Reproduce the entire listing word for word.

━━━ Extracted information ━━━

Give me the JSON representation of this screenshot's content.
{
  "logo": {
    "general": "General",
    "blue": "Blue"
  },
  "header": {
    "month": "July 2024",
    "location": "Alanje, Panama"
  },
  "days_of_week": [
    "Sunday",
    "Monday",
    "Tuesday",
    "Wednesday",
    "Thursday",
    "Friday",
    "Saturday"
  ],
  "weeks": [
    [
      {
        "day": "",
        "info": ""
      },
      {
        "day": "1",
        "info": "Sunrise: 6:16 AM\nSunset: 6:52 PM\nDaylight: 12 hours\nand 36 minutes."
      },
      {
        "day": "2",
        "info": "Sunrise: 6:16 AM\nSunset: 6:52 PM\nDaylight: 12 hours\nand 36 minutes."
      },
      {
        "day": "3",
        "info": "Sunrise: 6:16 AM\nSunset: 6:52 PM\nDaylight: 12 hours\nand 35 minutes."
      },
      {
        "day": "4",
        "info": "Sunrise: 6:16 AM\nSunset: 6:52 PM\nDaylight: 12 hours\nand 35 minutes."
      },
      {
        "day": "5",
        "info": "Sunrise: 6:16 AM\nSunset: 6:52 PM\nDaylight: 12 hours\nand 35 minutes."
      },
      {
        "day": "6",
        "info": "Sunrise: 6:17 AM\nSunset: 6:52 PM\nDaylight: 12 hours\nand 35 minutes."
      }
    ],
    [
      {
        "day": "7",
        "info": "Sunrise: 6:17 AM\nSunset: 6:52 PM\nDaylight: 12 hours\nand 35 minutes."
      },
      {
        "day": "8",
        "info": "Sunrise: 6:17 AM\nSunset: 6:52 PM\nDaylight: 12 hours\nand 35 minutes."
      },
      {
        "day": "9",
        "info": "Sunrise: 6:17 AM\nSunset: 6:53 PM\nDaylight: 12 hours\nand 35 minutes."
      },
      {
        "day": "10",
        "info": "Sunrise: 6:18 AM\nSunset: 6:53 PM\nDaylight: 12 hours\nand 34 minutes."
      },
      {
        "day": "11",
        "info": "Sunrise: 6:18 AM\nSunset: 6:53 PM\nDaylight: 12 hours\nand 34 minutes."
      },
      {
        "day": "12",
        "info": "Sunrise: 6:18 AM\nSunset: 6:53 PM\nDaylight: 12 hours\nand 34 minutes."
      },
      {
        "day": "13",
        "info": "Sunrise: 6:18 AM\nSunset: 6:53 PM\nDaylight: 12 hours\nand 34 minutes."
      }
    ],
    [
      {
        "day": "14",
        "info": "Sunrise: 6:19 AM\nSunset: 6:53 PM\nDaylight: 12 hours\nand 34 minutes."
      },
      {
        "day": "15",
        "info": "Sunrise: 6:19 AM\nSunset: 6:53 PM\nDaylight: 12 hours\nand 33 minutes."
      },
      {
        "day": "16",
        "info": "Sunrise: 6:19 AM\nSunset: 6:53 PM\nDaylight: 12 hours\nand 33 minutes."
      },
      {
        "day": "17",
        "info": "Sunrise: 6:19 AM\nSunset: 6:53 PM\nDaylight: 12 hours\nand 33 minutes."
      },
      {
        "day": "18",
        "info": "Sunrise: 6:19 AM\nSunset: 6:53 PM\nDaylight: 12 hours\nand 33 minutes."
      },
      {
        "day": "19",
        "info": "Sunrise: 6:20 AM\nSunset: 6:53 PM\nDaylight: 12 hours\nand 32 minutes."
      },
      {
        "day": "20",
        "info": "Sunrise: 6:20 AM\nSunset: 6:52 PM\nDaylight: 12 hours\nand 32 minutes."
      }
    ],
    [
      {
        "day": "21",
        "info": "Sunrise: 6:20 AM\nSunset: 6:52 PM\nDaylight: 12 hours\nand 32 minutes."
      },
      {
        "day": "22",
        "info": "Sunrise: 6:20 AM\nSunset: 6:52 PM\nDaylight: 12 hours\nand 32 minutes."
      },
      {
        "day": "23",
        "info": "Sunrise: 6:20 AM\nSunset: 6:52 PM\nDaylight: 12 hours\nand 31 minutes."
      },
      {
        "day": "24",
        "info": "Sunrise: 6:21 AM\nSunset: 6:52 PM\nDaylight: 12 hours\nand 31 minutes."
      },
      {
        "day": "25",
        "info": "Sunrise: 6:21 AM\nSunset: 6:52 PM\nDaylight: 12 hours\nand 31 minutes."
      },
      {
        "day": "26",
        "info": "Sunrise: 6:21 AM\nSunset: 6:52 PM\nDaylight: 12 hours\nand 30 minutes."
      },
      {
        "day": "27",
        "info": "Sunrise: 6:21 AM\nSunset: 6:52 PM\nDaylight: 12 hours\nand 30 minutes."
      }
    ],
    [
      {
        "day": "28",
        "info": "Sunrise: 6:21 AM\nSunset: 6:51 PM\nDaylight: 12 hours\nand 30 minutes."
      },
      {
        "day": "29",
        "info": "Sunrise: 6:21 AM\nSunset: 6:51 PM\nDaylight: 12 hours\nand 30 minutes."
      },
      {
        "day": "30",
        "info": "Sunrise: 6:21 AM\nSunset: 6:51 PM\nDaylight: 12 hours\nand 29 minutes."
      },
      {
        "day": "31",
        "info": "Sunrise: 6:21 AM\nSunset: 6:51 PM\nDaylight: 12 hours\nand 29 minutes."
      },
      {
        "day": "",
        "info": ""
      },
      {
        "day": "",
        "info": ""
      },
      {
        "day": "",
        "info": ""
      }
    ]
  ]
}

━━━

## Reply
Give me the JSON representation of this screenshot's content.
{
  "logo": {
    "general": "General",
    "blue": "Blue"
  },
  "header": {
    "month": "July 2024",
    "location": "Alanje, Panama"
  },
  "days_of_week": [
    "Sunday",
    "Monday",
    "Tuesday",
    "Wednesday",
    "Thursday",
    "Friday",
    "Saturday"
  ],
  "weeks": [
    [
      {
        "day": "",
        "info": ""
      },
      {
        "day": "1",
        "info": "Sunrise: 6:16 AM\nSunset: 6:52 PM\nDaylight: 12 hours\nand 36 minutes."
      },
      {
        "day": "2",
        "info": "Sunrise: 6:16 AM\nSunset: 6:52 PM\nDaylight: 12 hours\nand 36 minutes."
      },
      {
        "day": "3",
        "info": "Sunrise: 6:16 AM\nSunset: 6:52 PM\nDaylight: 12 hours\nand 35 minutes."
      },
      {
        "day": "4",
        "info": "Sunrise: 6:16 AM\nSunset: 6:52 PM\nDaylight: 12 hours\nand 35 minutes."
      },
      {
        "day": "5",
        "info": "Sunrise: 6:16 AM\nSunset: 6:52 PM\nDaylight: 12 hours\nand 35 minutes."
      },
      {
        "day": "6",
        "info": "Sunrise: 6:17 AM\nSunset: 6:52 PM\nDaylight: 12 hours\nand 35 minutes."
      }
    ],
    [
      {
        "day": "7",
        "info": "Sunrise: 6:17 AM\nSunset: 6:52 PM\nDaylight: 12 hours\nand 35 minutes."
      },
      {
        "day": "8",
        "info": "Sunrise: 6:17 AM\nSunset: 6:52 PM\nDaylight: 12 hours\nand 35 minutes."
      },
      {
        "day": "9",
        "info": "Sunrise: 6:17 AM\nSunset: 6:53 PM\nDaylight: 12 hours\nand 35 minutes."
      },
      {
        "day": "10",
        "info": "Sunrise: 6:18 AM\nSunset: 6:53 PM\nDaylight: 12 hours\nand 34 minutes."
      },
      {
        "day": "11",
        "info": "Sunrise: 6:18 AM\nSunset: 6:53 PM\nDaylight: 12 hours\nand 34 minutes."
      },
      {
        "day": "12",
        "info": "Sunrise: 6:18 AM\nSunset: 6:53 PM\nDaylight: 12 hours\nand 34 minutes."
      },
      {
        "day": "13",
        "info": "Sunrise: 6:18 AM\nSunset: 6:53 PM\nDaylight: 12 hours\nand 34 minutes."
      }
    ],
    [
      {
        "day": "14",
        "info": "Sunrise: 6:19 AM\nSunset: 6:53 PM\nDaylight: 12 hours\nand 34 minutes."
      },
      {
        "day": "15",
        "info": "Sunrise: 6:19 AM\nSunset: 6:53 PM\nDaylight: 12 hours\nand 33 minutes."
      },
      {
        "day": "16",
        "info": "Sunrise: 6:19 AM\nSunset: 6:53 PM\nDaylight: 12 hours\nand 33 minutes."
      },
      {
        "day": "17",
        "info": "Sunrise: 6:19 AM\nSunset: 6:53 PM\nDaylight: 12 hours\nand 33 minutes."
      },
      {
        "day": "18",
        "info": "Sunrise: 6:19 AM\nSunset: 6:53 PM\nDaylight: 12 hours\nand 33 minutes."
      },
      {
        "day": "19",
        "info": "Sunrise: 6:20 AM\nSunset: 6:53 PM\nDaylight: 12 hours\nand 32 minutes."
      },
      {
        "day": "20",
        "info": "Sunrise: 6:20 AM\nSunset: 6:52 PM\nDaylight: 12 hours\nand 32 minutes."
      }
    ],
    [
      {
        "day": "21",
        "info": "Sunrise: 6:20 AM\nSunset: 6:52 PM\nDaylight: 12 hours\nand 32 minutes."
      },
      {
        "day": "22",
        "info": "Sunrise: 6:20 AM\nSunset: 6:52 PM\nDaylight: 12 hours\nand 32 minutes."
      },
      {
        "day": "23",
        "info": "Sunrise: 6:20 AM\nSunset: 6:52 PM\nDaylight: 12 hours\nand 31 minutes."
      },
      {
        "day": "24",
        "info": "Sunrise: 6:21 AM\nSunset: 6:52 PM\nDaylight: 12 hours\nand 31 minutes."
      },
      {
        "day": "25",
        "info": "Sunrise: 6:21 AM\nSunset: 6:52 PM\nDaylight: 12 hours\nand 31 minutes."
      },
      {
        "day": "26",
        "info": "Sunrise: 6:21 AM\nSunset: 6:52 PM\nDaylight: 12 hours\nand 30 minutes."
      },
      {
        "day": "27",
        "info": "Sunrise: 6:21 AM\nSunset: 6:52 PM\nDaylight: 12 hours\nand 30 minutes."
      }
    ],
    [
      {
        "day": "28",
        "info": "Sunrise: 6:21 AM\nSunset: 6:51 PM\nDaylight: 12 hours\nand 30 minutes."
      },
      {
        "day": "29",
        "info": "Sunrise: 6:21 AM\nSunset: 6:51 PM\nDaylight: 12 hours\nand 30 minutes."
      },
      {
        "day": "30",
        "info": "Sunrise: 6:21 AM\nSunset: 6:51 PM\nDaylight: 12 hours\nand 29 minutes."
      },
      {
        "day": "31",
        "info": "Sunrise: 6:21 AM\nSunset: 6:51 PM\nDaylight: 12 hours\nand 29 minutes."
      },
      {
        "day": "",
        "info": ""
      },
      {
        "day": "",
        "info": ""
      },
      {
        "day": "",
        "info": ""
      }
    ]
  ]
}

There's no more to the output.